Stored items:
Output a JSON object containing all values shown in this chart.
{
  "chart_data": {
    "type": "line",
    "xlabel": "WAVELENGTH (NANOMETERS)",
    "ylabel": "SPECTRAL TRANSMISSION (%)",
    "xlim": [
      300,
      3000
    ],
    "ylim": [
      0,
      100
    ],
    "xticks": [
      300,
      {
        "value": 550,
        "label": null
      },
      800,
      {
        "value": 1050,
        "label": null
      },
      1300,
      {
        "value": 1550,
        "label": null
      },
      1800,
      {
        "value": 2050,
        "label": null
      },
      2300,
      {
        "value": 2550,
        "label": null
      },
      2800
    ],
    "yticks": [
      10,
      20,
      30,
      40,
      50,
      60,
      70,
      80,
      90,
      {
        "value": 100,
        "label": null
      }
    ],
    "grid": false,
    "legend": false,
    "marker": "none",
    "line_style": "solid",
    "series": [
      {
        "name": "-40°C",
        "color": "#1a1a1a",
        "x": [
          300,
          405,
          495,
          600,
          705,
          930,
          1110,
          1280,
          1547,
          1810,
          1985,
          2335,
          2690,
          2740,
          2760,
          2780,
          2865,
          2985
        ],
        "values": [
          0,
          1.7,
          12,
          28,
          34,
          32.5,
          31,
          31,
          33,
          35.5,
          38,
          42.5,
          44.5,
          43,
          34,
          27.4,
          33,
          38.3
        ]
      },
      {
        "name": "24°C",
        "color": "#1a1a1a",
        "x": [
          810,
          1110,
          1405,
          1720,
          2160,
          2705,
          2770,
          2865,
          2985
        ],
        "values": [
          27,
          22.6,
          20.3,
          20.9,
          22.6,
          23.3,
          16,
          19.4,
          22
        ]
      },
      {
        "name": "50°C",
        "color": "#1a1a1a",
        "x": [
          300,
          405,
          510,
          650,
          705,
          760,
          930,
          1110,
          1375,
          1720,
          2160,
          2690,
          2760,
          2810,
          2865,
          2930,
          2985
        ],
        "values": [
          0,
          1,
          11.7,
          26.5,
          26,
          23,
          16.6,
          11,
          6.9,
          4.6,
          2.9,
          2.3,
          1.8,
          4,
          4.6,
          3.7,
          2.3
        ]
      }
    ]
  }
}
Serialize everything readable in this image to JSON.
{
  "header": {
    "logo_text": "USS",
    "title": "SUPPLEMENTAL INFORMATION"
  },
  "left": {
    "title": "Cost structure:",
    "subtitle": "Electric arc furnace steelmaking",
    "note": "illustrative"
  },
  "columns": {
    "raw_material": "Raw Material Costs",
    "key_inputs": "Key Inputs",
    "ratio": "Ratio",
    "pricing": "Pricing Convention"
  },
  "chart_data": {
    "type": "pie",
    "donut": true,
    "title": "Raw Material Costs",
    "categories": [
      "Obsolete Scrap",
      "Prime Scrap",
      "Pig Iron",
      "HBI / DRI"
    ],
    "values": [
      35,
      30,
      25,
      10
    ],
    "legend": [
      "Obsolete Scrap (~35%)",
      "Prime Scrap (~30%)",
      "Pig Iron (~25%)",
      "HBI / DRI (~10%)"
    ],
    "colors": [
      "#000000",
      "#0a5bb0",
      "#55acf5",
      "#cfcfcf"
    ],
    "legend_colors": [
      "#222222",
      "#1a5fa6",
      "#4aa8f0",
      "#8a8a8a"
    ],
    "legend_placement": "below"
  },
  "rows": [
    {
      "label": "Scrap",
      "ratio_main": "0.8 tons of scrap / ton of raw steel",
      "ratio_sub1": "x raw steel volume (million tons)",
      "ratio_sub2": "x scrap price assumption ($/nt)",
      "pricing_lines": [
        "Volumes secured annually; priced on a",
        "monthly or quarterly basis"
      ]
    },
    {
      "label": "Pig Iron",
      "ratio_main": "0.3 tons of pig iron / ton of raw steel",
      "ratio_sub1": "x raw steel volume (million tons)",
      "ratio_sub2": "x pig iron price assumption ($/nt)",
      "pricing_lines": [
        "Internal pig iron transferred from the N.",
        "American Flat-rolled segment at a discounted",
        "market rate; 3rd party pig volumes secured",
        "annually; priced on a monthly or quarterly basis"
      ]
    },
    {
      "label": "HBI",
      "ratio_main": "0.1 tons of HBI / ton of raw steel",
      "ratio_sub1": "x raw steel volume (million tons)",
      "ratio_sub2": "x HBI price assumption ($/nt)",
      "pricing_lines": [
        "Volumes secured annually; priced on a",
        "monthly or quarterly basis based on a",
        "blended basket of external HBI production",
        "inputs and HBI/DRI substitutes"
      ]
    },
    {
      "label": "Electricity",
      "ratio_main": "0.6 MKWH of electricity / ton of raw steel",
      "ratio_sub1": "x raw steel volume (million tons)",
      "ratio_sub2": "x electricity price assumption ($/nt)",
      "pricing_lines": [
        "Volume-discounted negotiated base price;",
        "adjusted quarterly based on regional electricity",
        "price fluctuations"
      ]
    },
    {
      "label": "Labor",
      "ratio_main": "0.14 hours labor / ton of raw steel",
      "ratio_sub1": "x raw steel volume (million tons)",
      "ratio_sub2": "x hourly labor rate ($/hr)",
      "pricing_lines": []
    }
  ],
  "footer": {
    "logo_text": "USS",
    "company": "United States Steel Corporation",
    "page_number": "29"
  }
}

Given exercise:
Take the material above and return all of it exactly.

Answer for the task:
Output a JSON object containing all values shown in this chart.
{
  "chart_data": {
    "type": "line",
    "xlabel": "WAVELENGTH (NANOMETERS)",
    "ylabel": "SPECTRAL TRANSMISSION (%)",
    "xlim": [
      300,
      3000
    ],
    "ylim": [
      0,
      100
    ],
    "xticks": [
      300,
      {
        "value": 550,
        "label": null
      },
      800,
      {
        "value": 1050,
        "label": null
      },
      1300,
      {
        "value": 1550,
        "label": null
      },
      1800,
      {
        "value": 2050,
        "label": null
      },
      2300,
      {
        "value": 2550,
        "label": null
      },
      2800
    ],
    "yticks": [
      10,
      20,
      30,
      40,
      50,
      60,
      70,
      80,
      90,
      {
        "value": 100,
        "label": null
      }
    ],
    "grid": false,
    "legend": false,
    "marker": "none",
    "line_style": "solid",
    "series": [
      {
        "name": "-40°C",
        "color": "#1a1a1a",
        "x": [
          300,
          405,
          495,
          600,
          705,
          930,
          1110,
          1280,
          1547,
          1810,
          1985,
          2335,
          2690,
          2740,
          2760,
          2780,
          2865,
          2985
        ],
        "values": [
          0,
          1.7,
          12,
          28,
          34,
          32.5,
          31,
          31,
          33,
          35.5,
          38,
          42.5,
          44.5,
          43,
          34,
          27.4,
          33,
          38.3
        ]
      },
      {
        "name": "24°C",
        "color": "#1a1a1a",
        "x": [
          810,
          1110,
          1405,
          1720,
          2160,
          2705,
          2770,
          2865,
          2985
        ],
        "values": [
          27,
          22.6,
          20.3,
          20.9,
          22.6,
          23.3,
          16,
          19.4,
          22
        ]
      },
      {
        "name": "50°C",
        "color": "#1a1a1a",
        "x": [
          300,
          405,
          510,
          650,
          705,
          760,
          930,
          1110,
          1375,
          1720,
          2160,
          2690,
          2760,
          2810,
          2865,
          2930,
          2985
        ],
        "values": [
          0,
          1,
          11.7,
          26.5,
          26,
          23,
          16.6,
          11,
          6.9,
          4.6,
          2.9,
          2.3,
          1.8,
          4,
          4.6,
          3.7,
          2.3
        ]
      }
    ]
  }
}
Serialize everything readable in this image to JSON.
{
  "header": {
    "logo_text": "USS",
    "title": "SUPPLEMENTAL INFORMATION"
  },
  "left": {
    "title": "Cost structure:",
    "subtitle": "Electric arc furnace steelmaking",
    "note": "illustrative"
  },
  "columns": {
    "raw_material": "Raw Material Costs",
    "key_inputs": "Key Inputs",
    "ratio": "Ratio",
    "pricing": "Pricing Convention"
  },
  "chart_data": {
    "type": "pie",
    "donut": true,
    "title": "Raw Material Costs",
    "categories": [
      "Obsolete Scrap",
      "Prime Scrap",
      "Pig Iron",
      "HBI / DRI"
    ],
    "values": [
      35,
      30,
      25,
      10
    ],
    "legend": [
      "Obsolete Scrap (~35%)",
      "Prime Scrap (~30%)",
      "Pig Iron (~25%)",
      "HBI / DRI (~10%)"
    ],
    "colors": [
      "#000000",
      "#0a5bb0",
      "#55acf5",
      "#cfcfcf"
    ],
    "legend_colors": [
      "#222222",
      "#1a5fa6",
      "#4aa8f0",
      "#8a8a8a"
    ],
    "legend_placement": "below"
  },
  "rows": [
    {
      "label": "Scrap",
      "ratio_main": "0.8 tons of scrap / ton of raw steel",
      "ratio_sub1": "x raw steel volume (million tons)",
      "ratio_sub2": "x scrap price assumption ($/nt)",
      "pricing_lines": [
        "Volumes secured annually; priced on a",
        "monthly or quarterly basis"
      ]
    },
    {
      "label": "Pig Iron",
      "ratio_main": "0.3 tons of pig iron / ton of raw steel",
      "ratio_sub1": "x raw steel volume (million tons)",
      "ratio_sub2": "x pig iron price assumption ($/nt)",
      "pricing_lines": [
        "Internal pig iron transferred from the N.",
        "American Flat-rolled segment at a discounted",
        "market rate; 3rd party pig volumes secured",
        "annually; priced on a monthly or quarterly basis"
      ]
    },
    {
      "label": "HBI",
      "ratio_main": "0.1 tons of HBI / ton of raw steel",
      "ratio_sub1": "x raw steel volume (million tons)",
      "ratio_sub2": "x HBI price assumption ($/nt)",
      "pricing_lines": [
        "Volumes secured annually; priced on a",
        "monthly or quarterly basis based on a",
        "blended basket of external HBI production",
        "inputs and HBI/DRI substitutes"
      ]
    },
    {
      "label": "Electricity",
      "ratio_main": "0.6 MKWH of electricity / ton of raw steel",
      "ratio_sub1": "x raw steel volume (million tons)",
      "ratio_sub2": "x electricity price assumption ($/nt)",
      "pricing_lines": [
        "Volume-discounted negotiated base price;",
        "adjusted quarterly based on regional electricity",
        "price fluctuations"
      ]
    },
    {
      "label": "Labor",
      "ratio_main": "0.14 hours labor / ton of raw steel",
      "ratio_sub1": "x raw steel volume (million tons)",
      "ratio_sub2": "x hourly labor rate ($/hr)",
      "pricing_lines": []
    }
  ],
  "footer": {
    "logo_text": "USS",
    "company": "United States Steel Corporation",
    "page_number": "29"
  }
}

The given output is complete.